--- BEGIN Data for processing ---
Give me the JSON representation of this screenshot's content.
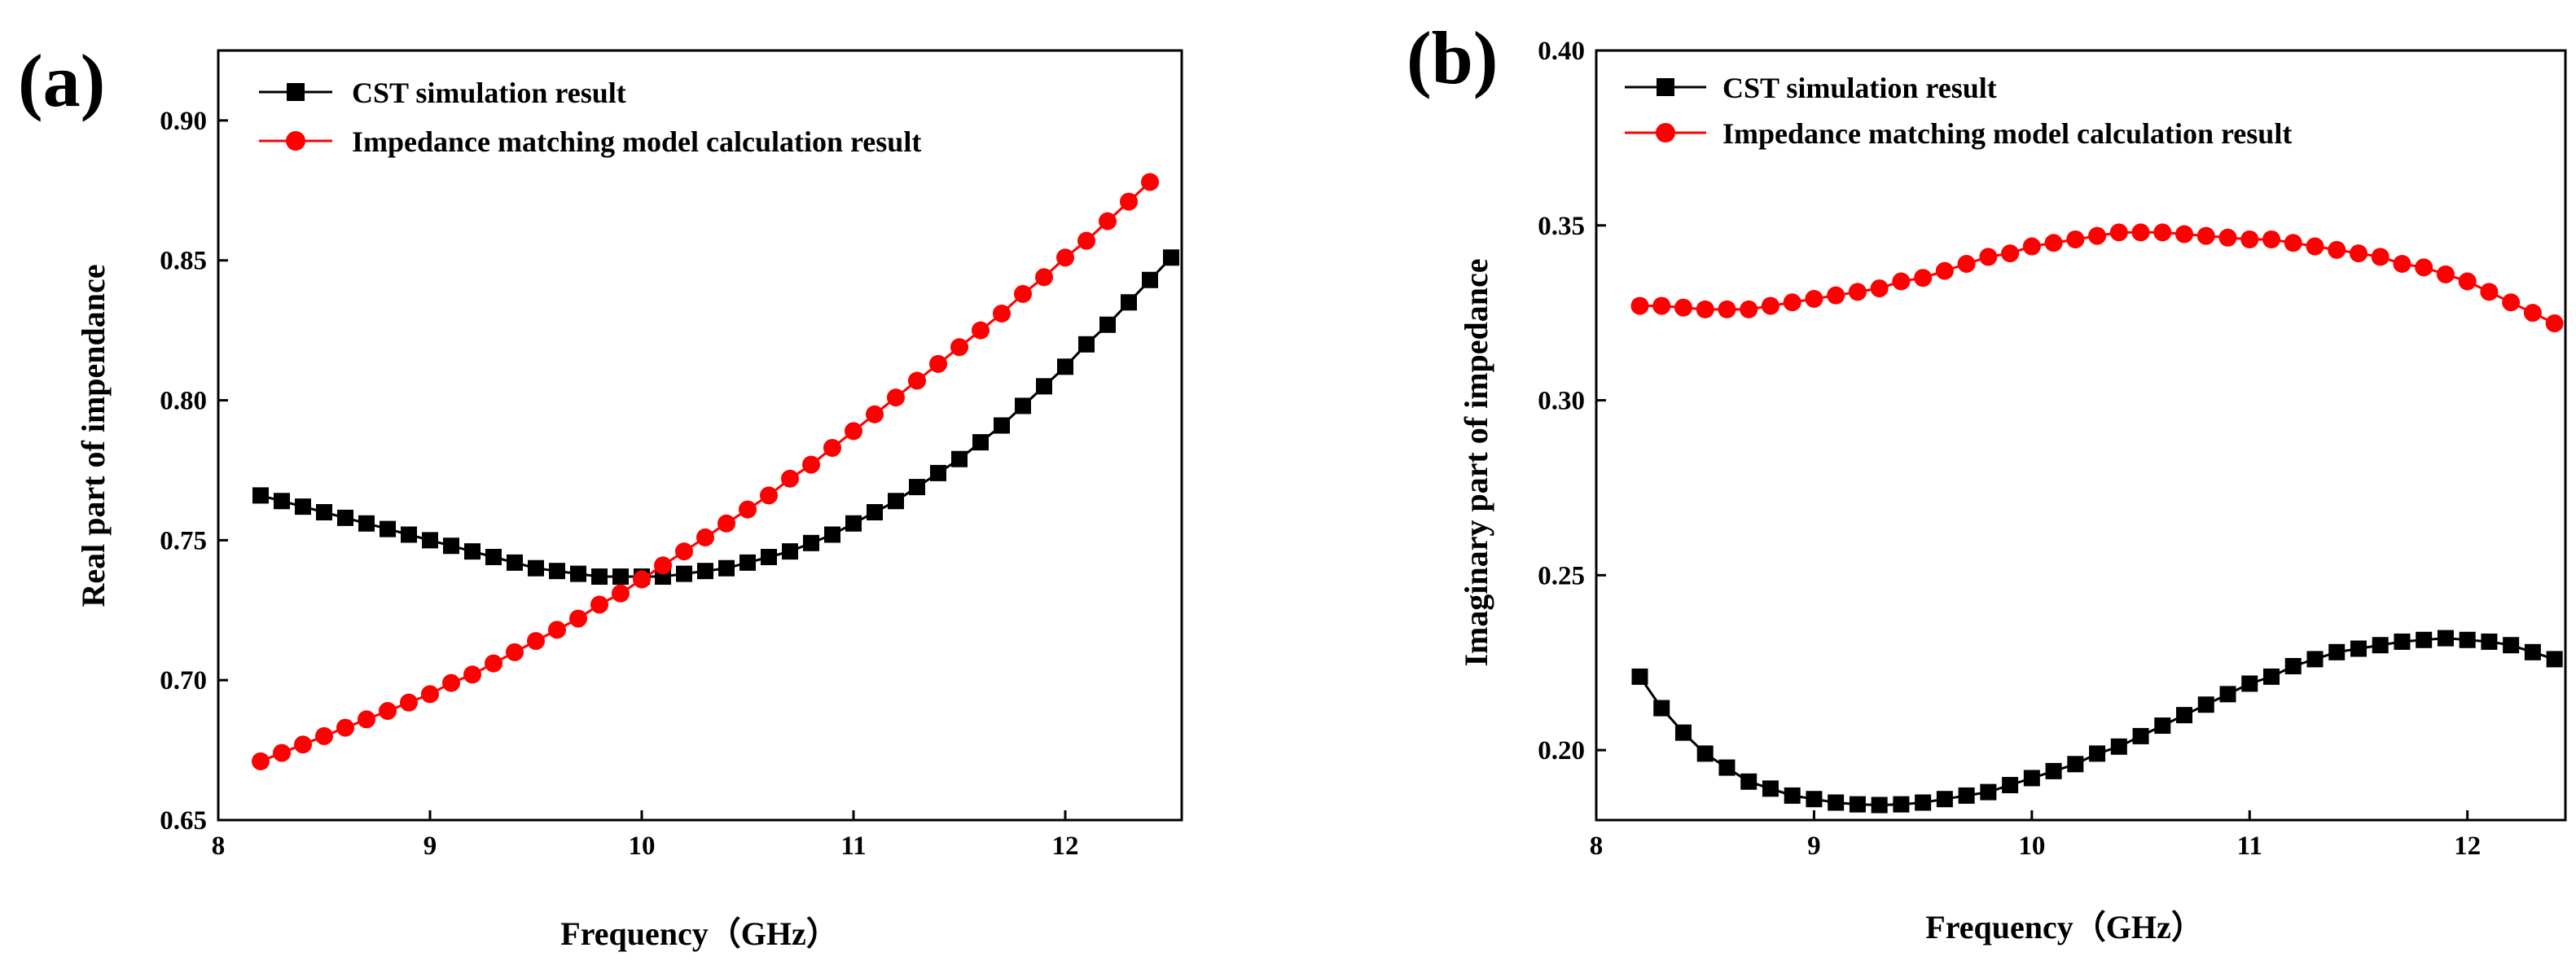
{
  "chart_data": [
    {
      "panel_label": "(a)",
      "type": "line",
      "xlabel": "Frequency（GHz）",
      "ylabel": "Real part of impendance",
      "xlim": [
        8,
        12.55
      ],
      "ylim": [
        0.65,
        0.925
      ],
      "x_ticks": [
        "8",
        "9",
        "10",
        "11",
        "12"
      ],
      "x_tick_values": [
        8,
        9,
        10,
        11,
        12
      ],
      "y_ticks": [
        "0.65",
        "0.70",
        "0.75",
        "0.80",
        "0.85",
        "0.90"
      ],
      "y_tick_values": [
        0.65,
        0.7,
        0.75,
        0.8,
        0.85,
        0.9
      ],
      "grid": false,
      "legend_position": "top-left",
      "series": [
        {
          "name": "CST simulation result",
          "color": "#000000",
          "marker": "square",
          "x": [
            8.2,
            8.3,
            8.4,
            8.5,
            8.6,
            8.7,
            8.8,
            8.9,
            9.0,
            9.1,
            9.2,
            9.3,
            9.4,
            9.5,
            9.6,
            9.7,
            9.8,
            9.9,
            10.0,
            10.1,
            10.2,
            10.3,
            10.4,
            10.5,
            10.6,
            10.7,
            10.8,
            10.9,
            11.0,
            11.1,
            11.2,
            11.3,
            11.4,
            11.5,
            11.6,
            11.7,
            11.8,
            11.9,
            12.0,
            12.1,
            12.2,
            12.3,
            12.4,
            12.5
          ],
          "y": [
            0.766,
            0.764,
            0.762,
            0.76,
            0.758,
            0.756,
            0.754,
            0.752,
            0.75,
            0.748,
            0.746,
            0.744,
            0.742,
            0.74,
            0.739,
            0.738,
            0.737,
            0.737,
            0.737,
            0.737,
            0.738,
            0.739,
            0.74,
            0.742,
            0.744,
            0.746,
            0.749,
            0.752,
            0.756,
            0.76,
            0.764,
            0.769,
            0.774,
            0.779,
            0.785,
            0.791,
            0.798,
            0.805,
            0.812,
            0.82,
            0.827,
            0.835,
            0.843,
            0.851
          ]
        },
        {
          "name": "Impedance matching model calculation result",
          "color": "#ff0000",
          "marker": "circle",
          "x": [
            8.2,
            8.3,
            8.4,
            8.5,
            8.6,
            8.7,
            8.8,
            8.9,
            9.0,
            9.1,
            9.2,
            9.3,
            9.4,
            9.5,
            9.6,
            9.7,
            9.8,
            9.9,
            10.0,
            10.1,
            10.2,
            10.3,
            10.4,
            10.5,
            10.6,
            10.7,
            10.8,
            10.9,
            11.0,
            11.1,
            11.2,
            11.3,
            11.4,
            11.5,
            11.6,
            11.7,
            11.8,
            11.9,
            12.0,
            12.1,
            12.2,
            12.3,
            12.4
          ],
          "y": [
            0.671,
            0.674,
            0.677,
            0.68,
            0.683,
            0.686,
            0.689,
            0.692,
            0.695,
            0.699,
            0.702,
            0.706,
            0.71,
            0.714,
            0.718,
            0.722,
            0.727,
            0.731,
            0.736,
            0.741,
            0.746,
            0.751,
            0.756,
            0.761,
            0.766,
            0.772,
            0.777,
            0.783,
            0.789,
            0.795,
            0.801,
            0.807,
            0.813,
            0.819,
            0.825,
            0.831,
            0.838,
            0.844,
            0.851,
            0.857,
            0.864,
            0.871,
            0.878
          ]
        }
      ]
    },
    {
      "panel_label": "(b)",
      "type": "line",
      "xlabel": "Frequency（GHz）",
      "ylabel": "Imaginary part of impedance",
      "xlim": [
        8,
        12.45
      ],
      "ylim": [
        0.18,
        0.4
      ],
      "x_ticks": [
        "8",
        "9",
        "10",
        "11",
        "12"
      ],
      "x_tick_values": [
        8,
        9,
        10,
        11,
        12
      ],
      "y_ticks": [
        "0.20",
        "0.25",
        "0.30",
        "0.35",
        "0.40"
      ],
      "y_tick_values": [
        0.2,
        0.25,
        0.3,
        0.35,
        0.4
      ],
      "grid": false,
      "legend_position": "top-left",
      "series": [
        {
          "name": "CST simulation result",
          "color": "#000000",
          "marker": "square",
          "x": [
            8.2,
            8.3,
            8.4,
            8.5,
            8.6,
            8.7,
            8.8,
            8.9,
            9.0,
            9.1,
            9.2,
            9.3,
            9.4,
            9.5,
            9.6,
            9.7,
            9.8,
            9.9,
            10.0,
            10.1,
            10.2,
            10.3,
            10.4,
            10.5,
            10.6,
            10.7,
            10.8,
            10.9,
            11.0,
            11.1,
            11.2,
            11.3,
            11.4,
            11.5,
            11.6,
            11.7,
            11.8,
            11.9,
            12.0,
            12.1,
            12.2,
            12.3,
            12.4
          ],
          "y": [
            0.221,
            0.212,
            0.205,
            0.199,
            0.195,
            0.191,
            0.189,
            0.187,
            0.186,
            0.185,
            0.1845,
            0.1843,
            0.1845,
            0.185,
            0.186,
            0.187,
            0.188,
            0.19,
            0.192,
            0.194,
            0.196,
            0.199,
            0.201,
            0.204,
            0.207,
            0.21,
            0.213,
            0.216,
            0.219,
            0.221,
            0.224,
            0.226,
            0.228,
            0.229,
            0.23,
            0.231,
            0.2315,
            0.232,
            0.2315,
            0.231,
            0.23,
            0.228,
            0.226
          ]
        },
        {
          "name": "Impedance matching model calculation result",
          "color": "#ff0000",
          "marker": "circle",
          "x": [
            8.2,
            8.3,
            8.4,
            8.5,
            8.6,
            8.7,
            8.8,
            8.9,
            9.0,
            9.1,
            9.2,
            9.3,
            9.4,
            9.5,
            9.6,
            9.7,
            9.8,
            9.9,
            10.0,
            10.1,
            10.2,
            10.3,
            10.4,
            10.5,
            10.6,
            10.7,
            10.8,
            10.9,
            11.0,
            11.1,
            11.2,
            11.3,
            11.4,
            11.5,
            11.6,
            11.7,
            11.8,
            11.9,
            12.0,
            12.1,
            12.2,
            12.3,
            12.4
          ],
          "y": [
            0.327,
            0.327,
            0.3265,
            0.326,
            0.326,
            0.326,
            0.327,
            0.328,
            0.329,
            0.33,
            0.331,
            0.332,
            0.334,
            0.335,
            0.337,
            0.339,
            0.341,
            0.342,
            0.344,
            0.345,
            0.346,
            0.347,
            0.348,
            0.348,
            0.348,
            0.3475,
            0.347,
            0.3465,
            0.346,
            0.346,
            0.345,
            0.344,
            0.343,
            0.342,
            0.341,
            0.339,
            0.338,
            0.336,
            0.334,
            0.331,
            0.328,
            0.325,
            0.322
          ]
        }
      ]
    }
  ]
}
--- END Data for processing ---
● Problem requirements
Quote everything in the listing above exactly; pictures are the only thing to omit.

● Expected answer
Give me the JSON representation of this screenshot's content.
{
  "chart_data": [
    {
      "panel_label": "(a)",
      "type": "line",
      "xlabel": "Frequency（GHz）",
      "ylabel": "Real part of impendance",
      "xlim": [
        8,
        12.55
      ],
      "ylim": [
        0.65,
        0.925
      ],
      "x_ticks": [
        "8",
        "9",
        "10",
        "11",
        "12"
      ],
      "x_tick_values": [
        8,
        9,
        10,
        11,
        12
      ],
      "y_ticks": [
        "0.65",
        "0.70",
        "0.75",
        "0.80",
        "0.85",
        "0.90"
      ],
      "y_tick_values": [
        0.65,
        0.7,
        0.75,
        0.8,
        0.85,
        0.9
      ],
      "grid": false,
      "legend_position": "top-left",
      "series": [
        {
          "name": "CST simulation result",
          "color": "#000000",
          "marker": "square",
          "x": [
            8.2,
            8.3,
            8.4,
            8.5,
            8.6,
            8.7,
            8.8,
            8.9,
            9.0,
            9.1,
            9.2,
            9.3,
            9.4,
            9.5,
            9.6,
            9.7,
            9.8,
            9.9,
            10.0,
            10.1,
            10.2,
            10.3,
            10.4,
            10.5,
            10.6,
            10.7,
            10.8,
            10.9,
            11.0,
            11.1,
            11.2,
            11.3,
            11.4,
            11.5,
            11.6,
            11.7,
            11.8,
            11.9,
            12.0,
            12.1,
            12.2,
            12.3,
            12.4,
            12.5
          ],
          "y": [
            0.766,
            0.764,
            0.762,
            0.76,
            0.758,
            0.756,
            0.754,
            0.752,
            0.75,
            0.748,
            0.746,
            0.744,
            0.742,
            0.74,
            0.739,
            0.738,
            0.737,
            0.737,
            0.737,
            0.737,
            0.738,
            0.739,
            0.74,
            0.742,
            0.744,
            0.746,
            0.749,
            0.752,
            0.756,
            0.76,
            0.764,
            0.769,
            0.774,
            0.779,
            0.785,
            0.791,
            0.798,
            0.805,
            0.812,
            0.82,
            0.827,
            0.835,
            0.843,
            0.851
          ]
        },
        {
          "name": "Impedance matching model calculation result",
          "color": "#ff0000",
          "marker": "circle",
          "x": [
            8.2,
            8.3,
            8.4,
            8.5,
            8.6,
            8.7,
            8.8,
            8.9,
            9.0,
            9.1,
            9.2,
            9.3,
            9.4,
            9.5,
            9.6,
            9.7,
            9.8,
            9.9,
            10.0,
            10.1,
            10.2,
            10.3,
            10.4,
            10.5,
            10.6,
            10.7,
            10.8,
            10.9,
            11.0,
            11.1,
            11.2,
            11.3,
            11.4,
            11.5,
            11.6,
            11.7,
            11.8,
            11.9,
            12.0,
            12.1,
            12.2,
            12.3,
            12.4
          ],
          "y": [
            0.671,
            0.674,
            0.677,
            0.68,
            0.683,
            0.686,
            0.689,
            0.692,
            0.695,
            0.699,
            0.702,
            0.706,
            0.71,
            0.714,
            0.718,
            0.722,
            0.727,
            0.731,
            0.736,
            0.741,
            0.746,
            0.751,
            0.756,
            0.761,
            0.766,
            0.772,
            0.777,
            0.783,
            0.789,
            0.795,
            0.801,
            0.807,
            0.813,
            0.819,
            0.825,
            0.831,
            0.838,
            0.844,
            0.851,
            0.857,
            0.864,
            0.871,
            0.878
          ]
        }
      ]
    },
    {
      "panel_label": "(b)",
      "type": "line",
      "xlabel": "Frequency（GHz）",
      "ylabel": "Imaginary part of impedance",
      "xlim": [
        8,
        12.45
      ],
      "ylim": [
        0.18,
        0.4
      ],
      "x_ticks": [
        "8",
        "9",
        "10",
        "11",
        "12"
      ],
      "x_tick_values": [
        8,
        9,
        10,
        11,
        12
      ],
      "y_ticks": [
        "0.20",
        "0.25",
        "0.30",
        "0.35",
        "0.40"
      ],
      "y_tick_values": [
        0.2,
        0.25,
        0.3,
        0.35,
        0.4
      ],
      "grid": false,
      "legend_position": "top-left",
      "series": [
        {
          "name": "CST simulation result",
          "color": "#000000",
          "marker": "square",
          "x": [
            8.2,
            8.3,
            8.4,
            8.5,
            8.6,
            8.7,
            8.8,
            8.9,
            9.0,
            9.1,
            9.2,
            9.3,
            9.4,
            9.5,
            9.6,
            9.7,
            9.8,
            9.9,
            10.0,
            10.1,
            10.2,
            10.3,
            10.4,
            10.5,
            10.6,
            10.7,
            10.8,
            10.9,
            11.0,
            11.1,
            11.2,
            11.3,
            11.4,
            11.5,
            11.6,
            11.7,
            11.8,
            11.9,
            12.0,
            12.1,
            12.2,
            12.3,
            12.4
          ],
          "y": [
            0.221,
            0.212,
            0.205,
            0.199,
            0.195,
            0.191,
            0.189,
            0.187,
            0.186,
            0.185,
            0.1845,
            0.1843,
            0.1845,
            0.185,
            0.186,
            0.187,
            0.188,
            0.19,
            0.192,
            0.194,
            0.196,
            0.199,
            0.201,
            0.204,
            0.207,
            0.21,
            0.213,
            0.216,
            0.219,
            0.221,
            0.224,
            0.226,
            0.228,
            0.229,
            0.23,
            0.231,
            0.2315,
            0.232,
            0.2315,
            0.231,
            0.23,
            0.228,
            0.226
          ]
        },
        {
          "name": "Impedance matching model calculation result",
          "color": "#ff0000",
          "marker": "circle",
          "x": [
            8.2,
            8.3,
            8.4,
            8.5,
            8.6,
            8.7,
            8.8,
            8.9,
            9.0,
            9.1,
            9.2,
            9.3,
            9.4,
            9.5,
            9.6,
            9.7,
            9.8,
            9.9,
            10.0,
            10.1,
            10.2,
            10.3,
            10.4,
            10.5,
            10.6,
            10.7,
            10.8,
            10.9,
            11.0,
            11.1,
            11.2,
            11.3,
            11.4,
            11.5,
            11.6,
            11.7,
            11.8,
            11.9,
            12.0,
            12.1,
            12.2,
            12.3,
            12.4
          ],
          "y": [
            0.327,
            0.327,
            0.3265,
            0.326,
            0.326,
            0.326,
            0.327,
            0.328,
            0.329,
            0.33,
            0.331,
            0.332,
            0.334,
            0.335,
            0.337,
            0.339,
            0.341,
            0.342,
            0.344,
            0.345,
            0.346,
            0.347,
            0.348,
            0.348,
            0.348,
            0.3475,
            0.347,
            0.3465,
            0.346,
            0.346,
            0.345,
            0.344,
            0.343,
            0.342,
            0.341,
            0.339,
            0.338,
            0.336,
            0.334,
            0.331,
            0.328,
            0.325,
            0.322
          ]
        }
      ]
    }
  ]
}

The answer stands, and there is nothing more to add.